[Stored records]
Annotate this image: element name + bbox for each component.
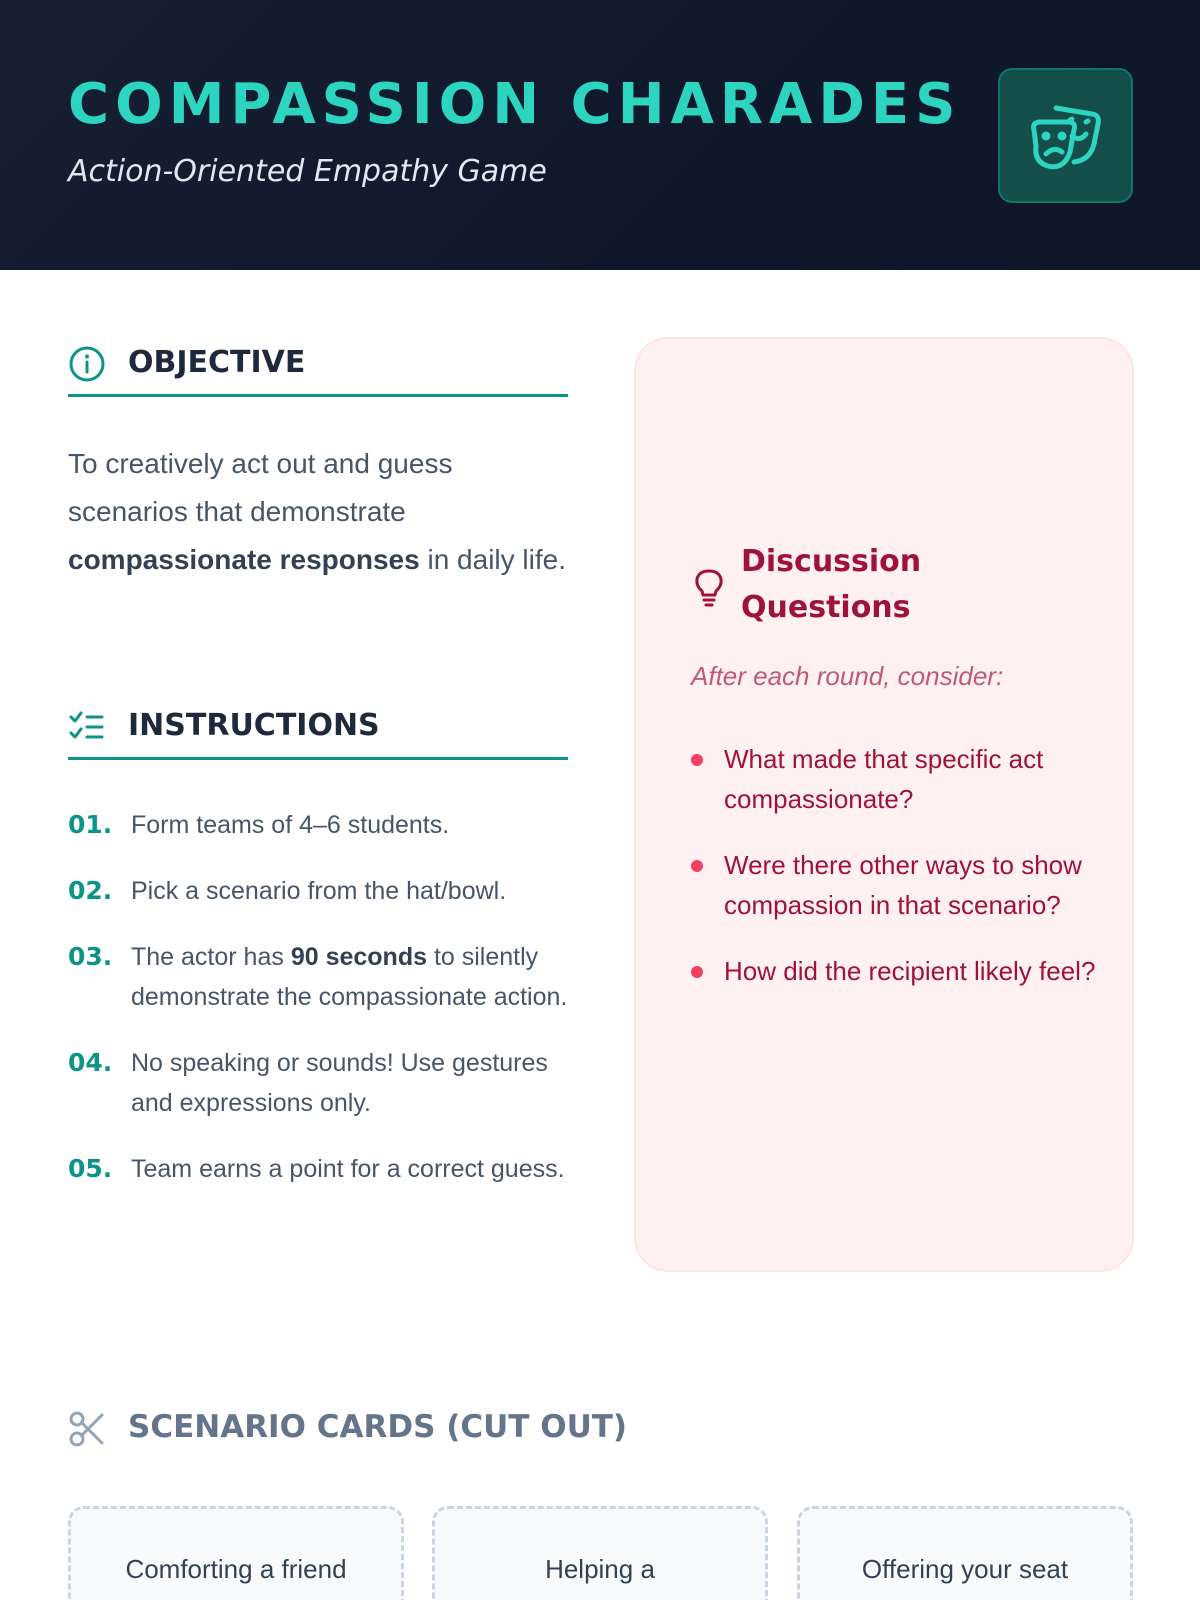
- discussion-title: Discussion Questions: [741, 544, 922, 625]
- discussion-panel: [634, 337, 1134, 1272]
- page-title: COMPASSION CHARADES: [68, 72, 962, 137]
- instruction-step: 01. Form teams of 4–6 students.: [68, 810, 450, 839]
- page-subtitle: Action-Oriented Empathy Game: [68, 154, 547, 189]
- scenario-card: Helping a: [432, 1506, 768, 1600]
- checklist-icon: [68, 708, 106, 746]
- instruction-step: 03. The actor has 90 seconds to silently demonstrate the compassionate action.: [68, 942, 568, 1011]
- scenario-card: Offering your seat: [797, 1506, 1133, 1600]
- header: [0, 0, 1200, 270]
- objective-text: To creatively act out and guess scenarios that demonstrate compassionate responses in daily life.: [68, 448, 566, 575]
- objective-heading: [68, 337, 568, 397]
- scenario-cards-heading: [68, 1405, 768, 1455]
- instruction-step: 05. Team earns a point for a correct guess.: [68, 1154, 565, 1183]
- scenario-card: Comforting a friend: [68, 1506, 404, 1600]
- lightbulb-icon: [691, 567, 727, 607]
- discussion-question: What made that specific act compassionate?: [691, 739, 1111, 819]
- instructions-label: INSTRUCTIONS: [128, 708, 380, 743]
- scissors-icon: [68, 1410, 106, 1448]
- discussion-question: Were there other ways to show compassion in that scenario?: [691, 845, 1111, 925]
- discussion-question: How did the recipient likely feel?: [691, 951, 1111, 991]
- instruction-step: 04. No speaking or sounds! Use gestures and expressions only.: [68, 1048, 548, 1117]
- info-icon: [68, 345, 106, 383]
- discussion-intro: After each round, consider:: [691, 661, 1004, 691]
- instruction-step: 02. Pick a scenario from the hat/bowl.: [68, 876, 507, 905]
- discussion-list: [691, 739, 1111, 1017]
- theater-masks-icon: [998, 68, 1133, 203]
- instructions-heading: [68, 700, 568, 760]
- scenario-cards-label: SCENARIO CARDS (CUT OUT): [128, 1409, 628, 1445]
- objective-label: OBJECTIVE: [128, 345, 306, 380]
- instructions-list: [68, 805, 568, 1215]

==

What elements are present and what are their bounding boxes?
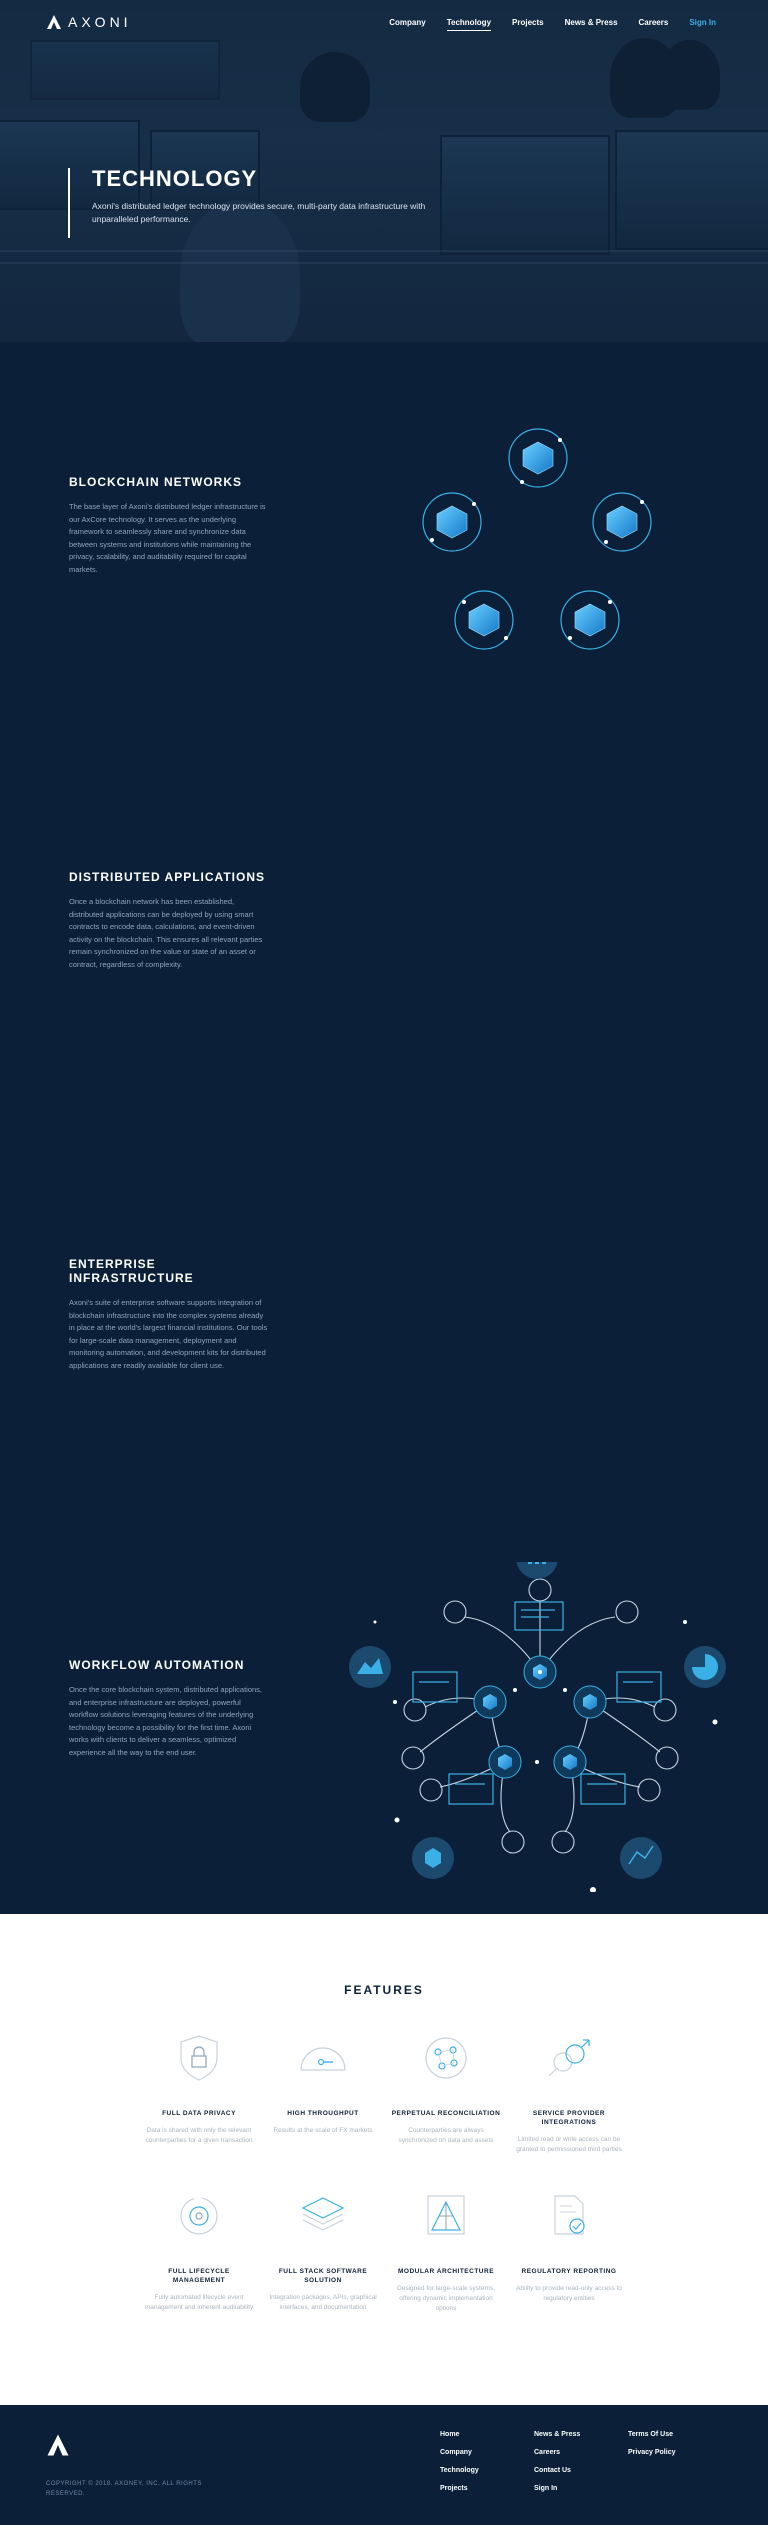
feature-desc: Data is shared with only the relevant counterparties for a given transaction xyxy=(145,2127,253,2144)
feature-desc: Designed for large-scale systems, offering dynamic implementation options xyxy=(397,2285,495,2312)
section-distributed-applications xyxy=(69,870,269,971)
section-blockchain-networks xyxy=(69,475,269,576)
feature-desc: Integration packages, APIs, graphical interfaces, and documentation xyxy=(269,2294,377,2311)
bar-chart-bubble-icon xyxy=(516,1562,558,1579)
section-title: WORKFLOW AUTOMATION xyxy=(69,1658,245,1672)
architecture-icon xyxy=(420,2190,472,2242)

• _What to do_: Copy out everything from the line containing "What elements are" down to the line containing "architecture-icon xyxy=(420,2190,472,2242)", keeping both of those lines. Leave the pictures out of your answer.

• _Exercise response_:
What elements are present and what are their bounding boxes?
feature-desc: Data is shared with only the relevant counterparties for a given transaction xyxy=(145,2127,253,2144)
feature-desc: Designed for large-scale systems, offering dynamic implementation options xyxy=(397,2285,495,2312)
section-distributed-applications xyxy=(69,870,269,971)
section-blockchain-networks xyxy=(69,475,269,576)
feature-desc: Integration packages, APIs, graphical interfaces, and documentation xyxy=(269,2294,377,2311)
bar-chart-bubble-icon xyxy=(516,1562,558,1579)
section-title: WORKFLOW AUTOMATION xyxy=(69,1658,245,1672)
architecture-icon xyxy=(420,2190,472,2242)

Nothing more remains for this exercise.